> What is needed
Locate every line in the records below that holds the word "Explain" and return each one.

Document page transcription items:
◆ ◆ ◆

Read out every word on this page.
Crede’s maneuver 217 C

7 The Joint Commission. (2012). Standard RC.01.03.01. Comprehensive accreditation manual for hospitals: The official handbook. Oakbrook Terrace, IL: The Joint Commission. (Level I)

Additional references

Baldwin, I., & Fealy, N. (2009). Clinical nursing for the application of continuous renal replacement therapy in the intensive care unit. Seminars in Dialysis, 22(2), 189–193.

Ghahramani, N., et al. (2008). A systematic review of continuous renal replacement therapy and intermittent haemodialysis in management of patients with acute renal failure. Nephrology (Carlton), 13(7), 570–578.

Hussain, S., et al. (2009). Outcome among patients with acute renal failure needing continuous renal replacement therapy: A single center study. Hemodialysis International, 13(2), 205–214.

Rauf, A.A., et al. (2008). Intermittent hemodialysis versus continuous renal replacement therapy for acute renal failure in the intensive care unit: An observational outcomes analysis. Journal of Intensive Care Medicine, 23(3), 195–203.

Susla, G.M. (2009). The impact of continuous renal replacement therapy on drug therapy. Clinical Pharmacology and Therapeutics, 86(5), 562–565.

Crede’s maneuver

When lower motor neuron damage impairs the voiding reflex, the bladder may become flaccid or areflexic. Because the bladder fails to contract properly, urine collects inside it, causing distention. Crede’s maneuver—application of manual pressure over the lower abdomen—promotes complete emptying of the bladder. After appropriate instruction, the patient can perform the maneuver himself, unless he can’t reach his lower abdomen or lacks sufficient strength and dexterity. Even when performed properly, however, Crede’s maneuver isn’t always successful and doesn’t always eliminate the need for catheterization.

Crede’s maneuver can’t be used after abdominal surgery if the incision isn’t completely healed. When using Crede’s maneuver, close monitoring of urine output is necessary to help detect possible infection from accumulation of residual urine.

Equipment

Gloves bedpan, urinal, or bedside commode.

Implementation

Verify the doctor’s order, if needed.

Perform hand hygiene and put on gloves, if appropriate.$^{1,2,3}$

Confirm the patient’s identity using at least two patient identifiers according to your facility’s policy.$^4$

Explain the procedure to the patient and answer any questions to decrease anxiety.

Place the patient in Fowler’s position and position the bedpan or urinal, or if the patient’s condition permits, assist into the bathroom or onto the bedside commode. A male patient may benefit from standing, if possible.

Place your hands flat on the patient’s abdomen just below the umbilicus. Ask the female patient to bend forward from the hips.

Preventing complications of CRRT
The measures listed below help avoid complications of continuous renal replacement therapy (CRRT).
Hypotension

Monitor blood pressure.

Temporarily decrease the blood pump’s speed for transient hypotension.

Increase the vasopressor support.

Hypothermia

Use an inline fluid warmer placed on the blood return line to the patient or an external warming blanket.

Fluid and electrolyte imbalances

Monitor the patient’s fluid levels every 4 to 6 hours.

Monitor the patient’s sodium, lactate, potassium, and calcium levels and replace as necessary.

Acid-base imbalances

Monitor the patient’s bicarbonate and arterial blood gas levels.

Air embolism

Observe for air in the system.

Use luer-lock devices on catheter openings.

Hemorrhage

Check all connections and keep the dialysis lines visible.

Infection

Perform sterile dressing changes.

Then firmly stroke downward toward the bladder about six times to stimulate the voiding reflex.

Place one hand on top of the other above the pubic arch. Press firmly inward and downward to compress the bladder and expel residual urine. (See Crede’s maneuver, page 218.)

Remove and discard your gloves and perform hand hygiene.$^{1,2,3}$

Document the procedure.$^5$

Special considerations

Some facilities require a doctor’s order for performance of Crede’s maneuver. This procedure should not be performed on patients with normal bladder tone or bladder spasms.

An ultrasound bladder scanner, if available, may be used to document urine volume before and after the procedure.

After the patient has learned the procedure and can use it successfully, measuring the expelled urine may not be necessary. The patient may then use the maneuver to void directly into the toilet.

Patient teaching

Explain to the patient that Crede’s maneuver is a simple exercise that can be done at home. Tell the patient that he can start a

◆ ◆ ◆

> Written solution
Explain the procedure to the patient and answer any questions to decrease anxiety.
Explain to the patient that Crede’s maneuver is a simple exercise that can be done at home. Tell the patient that he can start a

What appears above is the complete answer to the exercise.